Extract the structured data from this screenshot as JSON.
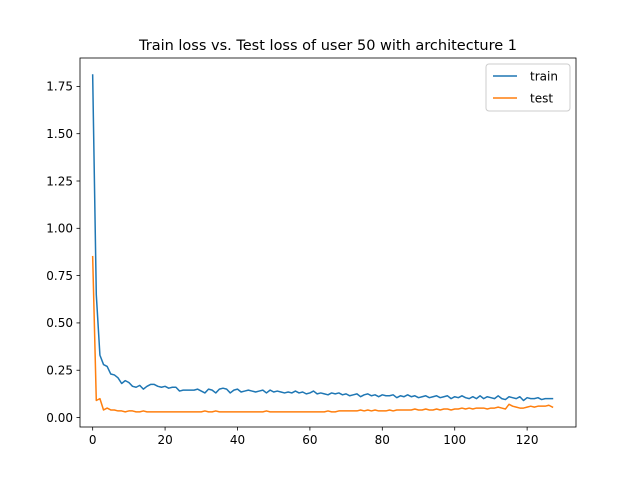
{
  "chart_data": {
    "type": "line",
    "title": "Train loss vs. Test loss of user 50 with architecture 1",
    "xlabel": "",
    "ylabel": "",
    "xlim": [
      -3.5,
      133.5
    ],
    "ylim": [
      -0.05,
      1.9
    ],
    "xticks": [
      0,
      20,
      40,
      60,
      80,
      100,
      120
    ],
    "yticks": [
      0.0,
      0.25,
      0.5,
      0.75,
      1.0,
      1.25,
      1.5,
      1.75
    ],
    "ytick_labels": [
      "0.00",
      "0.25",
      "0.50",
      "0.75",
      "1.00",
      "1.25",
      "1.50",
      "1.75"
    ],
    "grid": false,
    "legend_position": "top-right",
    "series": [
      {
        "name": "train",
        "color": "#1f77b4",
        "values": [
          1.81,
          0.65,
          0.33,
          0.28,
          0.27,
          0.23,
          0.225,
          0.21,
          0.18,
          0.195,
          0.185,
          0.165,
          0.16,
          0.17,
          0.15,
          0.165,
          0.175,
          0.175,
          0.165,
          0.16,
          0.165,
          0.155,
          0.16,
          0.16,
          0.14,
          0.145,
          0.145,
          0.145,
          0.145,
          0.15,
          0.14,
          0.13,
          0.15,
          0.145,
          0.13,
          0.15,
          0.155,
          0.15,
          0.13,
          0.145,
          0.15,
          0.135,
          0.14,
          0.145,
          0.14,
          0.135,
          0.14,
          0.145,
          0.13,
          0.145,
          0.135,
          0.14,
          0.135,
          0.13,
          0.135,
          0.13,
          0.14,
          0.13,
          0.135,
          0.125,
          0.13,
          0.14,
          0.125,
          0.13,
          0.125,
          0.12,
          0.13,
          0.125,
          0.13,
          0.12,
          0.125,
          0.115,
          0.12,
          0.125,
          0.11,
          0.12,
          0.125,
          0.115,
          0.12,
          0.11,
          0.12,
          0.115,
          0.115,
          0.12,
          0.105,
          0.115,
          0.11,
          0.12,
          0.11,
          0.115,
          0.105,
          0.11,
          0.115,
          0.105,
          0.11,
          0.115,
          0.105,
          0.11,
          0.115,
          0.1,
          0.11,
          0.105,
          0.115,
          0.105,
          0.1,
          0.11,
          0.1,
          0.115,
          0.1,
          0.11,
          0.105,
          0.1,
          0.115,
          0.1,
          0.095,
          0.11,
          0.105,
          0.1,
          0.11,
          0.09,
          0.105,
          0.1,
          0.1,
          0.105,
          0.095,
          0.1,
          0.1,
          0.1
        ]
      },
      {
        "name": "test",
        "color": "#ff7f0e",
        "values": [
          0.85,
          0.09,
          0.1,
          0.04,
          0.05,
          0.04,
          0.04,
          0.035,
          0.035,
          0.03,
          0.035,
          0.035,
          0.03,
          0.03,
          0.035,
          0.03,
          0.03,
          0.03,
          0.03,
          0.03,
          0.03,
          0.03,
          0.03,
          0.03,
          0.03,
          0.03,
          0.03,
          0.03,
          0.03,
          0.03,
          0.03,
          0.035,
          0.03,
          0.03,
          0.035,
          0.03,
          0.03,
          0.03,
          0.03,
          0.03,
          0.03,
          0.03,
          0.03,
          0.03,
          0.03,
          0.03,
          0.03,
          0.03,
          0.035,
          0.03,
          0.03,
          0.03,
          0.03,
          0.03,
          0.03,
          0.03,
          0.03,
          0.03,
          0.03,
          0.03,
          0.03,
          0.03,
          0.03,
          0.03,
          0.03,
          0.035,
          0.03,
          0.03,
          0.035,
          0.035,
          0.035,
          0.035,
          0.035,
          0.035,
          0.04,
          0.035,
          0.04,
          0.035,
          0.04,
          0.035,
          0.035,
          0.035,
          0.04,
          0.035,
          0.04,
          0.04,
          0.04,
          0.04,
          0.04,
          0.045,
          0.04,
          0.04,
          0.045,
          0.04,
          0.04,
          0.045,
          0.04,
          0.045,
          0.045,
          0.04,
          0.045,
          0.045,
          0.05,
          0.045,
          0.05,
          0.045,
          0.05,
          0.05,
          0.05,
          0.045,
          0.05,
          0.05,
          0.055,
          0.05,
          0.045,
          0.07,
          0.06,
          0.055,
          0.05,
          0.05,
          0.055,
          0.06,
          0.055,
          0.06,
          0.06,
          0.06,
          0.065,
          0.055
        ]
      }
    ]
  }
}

###

* Goal of the exercise:
Transcribe the records verbatim and omit the images.

* Task answer:
Extract the structured data from this screenshot as JSON.
{
  "chart_data": {
    "type": "line",
    "title": "Train loss vs. Test loss of user 50 with architecture 1",
    "xlabel": "",
    "ylabel": "",
    "xlim": [
      -3.5,
      133.5
    ],
    "ylim": [
      -0.05,
      1.9
    ],
    "xticks": [
      0,
      20,
      40,
      60,
      80,
      100,
      120
    ],
    "yticks": [
      0.0,
      0.25,
      0.5,
      0.75,
      1.0,
      1.25,
      1.5,
      1.75
    ],
    "ytick_labels": [
      "0.00",
      "0.25",
      "0.50",
      "0.75",
      "1.00",
      "1.25",
      "1.50",
      "1.75"
    ],
    "grid": false,
    "legend_position": "top-right",
    "series": [
      {
        "name": "train",
        "color": "#1f77b4",
        "values": [
          1.81,
          0.65,
          0.33,
          0.28,
          0.27,
          0.23,
          0.225,
          0.21,
          0.18,
          0.195,
          0.185,
          0.165,
          0.16,
          0.17,
          0.15,
          0.165,
          0.175,
          0.175,
          0.165,
          0.16,
          0.165,
          0.155,
          0.16,
          0.16,
          0.14,
          0.145,
          0.145,
          0.145,
          0.145,
          0.15,
          0.14,
          0.13,
          0.15,
          0.145,
          0.13,
          0.15,
          0.155,
          0.15,
          0.13,
          0.145,
          0.15,
          0.135,
          0.14,
          0.145,
          0.14,
          0.135,
          0.14,
          0.145,
          0.13,
          0.145,
          0.135,
          0.14,
          0.135,
          0.13,
          0.135,
          0.13,
          0.14,
          0.13,
          0.135,
          0.125,
          0.13,
          0.14,
          0.125,
          0.13,
          0.125,
          0.12,
          0.13,
          0.125,
          0.13,
          0.12,
          0.125,
          0.115,
          0.12,
          0.125,
          0.11,
          0.12,
          0.125,
          0.115,
          0.12,
          0.11,
          0.12,
          0.115,
          0.115,
          0.12,
          0.105,
          0.115,
          0.11,
          0.12,
          0.11,
          0.115,
          0.105,
          0.11,
          0.115,
          0.105,
          0.11,
          0.115,
          0.105,
          0.11,
          0.115,
          0.1,
          0.11,
          0.105,
          0.115,
          0.105,
          0.1,
          0.11,
          0.1,
          0.115,
          0.1,
          0.11,
          0.105,
          0.1,
          0.115,
          0.1,
          0.095,
          0.11,
          0.105,
          0.1,
          0.11,
          0.09,
          0.105,
          0.1,
          0.1,
          0.105,
          0.095,
          0.1,
          0.1,
          0.1
        ]
      },
      {
        "name": "test",
        "color": "#ff7f0e",
        "values": [
          0.85,
          0.09,
          0.1,
          0.04,
          0.05,
          0.04,
          0.04,
          0.035,
          0.035,
          0.03,
          0.035,
          0.035,
          0.03,
          0.03,
          0.035,
          0.03,
          0.03,
          0.03,
          0.03,
          0.03,
          0.03,
          0.03,
          0.03,
          0.03,
          0.03,
          0.03,
          0.03,
          0.03,
          0.03,
          0.03,
          0.03,
          0.035,
          0.03,
          0.03,
          0.035,
          0.03,
          0.03,
          0.03,
          0.03,
          0.03,
          0.03,
          0.03,
          0.03,
          0.03,
          0.03,
          0.03,
          0.03,
          0.03,
          0.035,
          0.03,
          0.03,
          0.03,
          0.03,
          0.03,
          0.03,
          0.03,
          0.03,
          0.03,
          0.03,
          0.03,
          0.03,
          0.03,
          0.03,
          0.03,
          0.03,
          0.035,
          0.03,
          0.03,
          0.035,
          0.035,
          0.035,
          0.035,
          0.035,
          0.035,
          0.04,
          0.035,
          0.04,
          0.035,
          0.04,
          0.035,
          0.035,
          0.035,
          0.04,
          0.035,
          0.04,
          0.04,
          0.04,
          0.04,
          0.04,
          0.045,
          0.04,
          0.04,
          0.045,
          0.04,
          0.04,
          0.045,
          0.04,
          0.045,
          0.045,
          0.04,
          0.045,
          0.045,
          0.05,
          0.045,
          0.05,
          0.045,
          0.05,
          0.05,
          0.05,
          0.045,
          0.05,
          0.05,
          0.055,
          0.05,
          0.045,
          0.07,
          0.06,
          0.055,
          0.05,
          0.05,
          0.055,
          0.06,
          0.055,
          0.06,
          0.06,
          0.06,
          0.065,
          0.055
        ]
      }
    ]
  }
}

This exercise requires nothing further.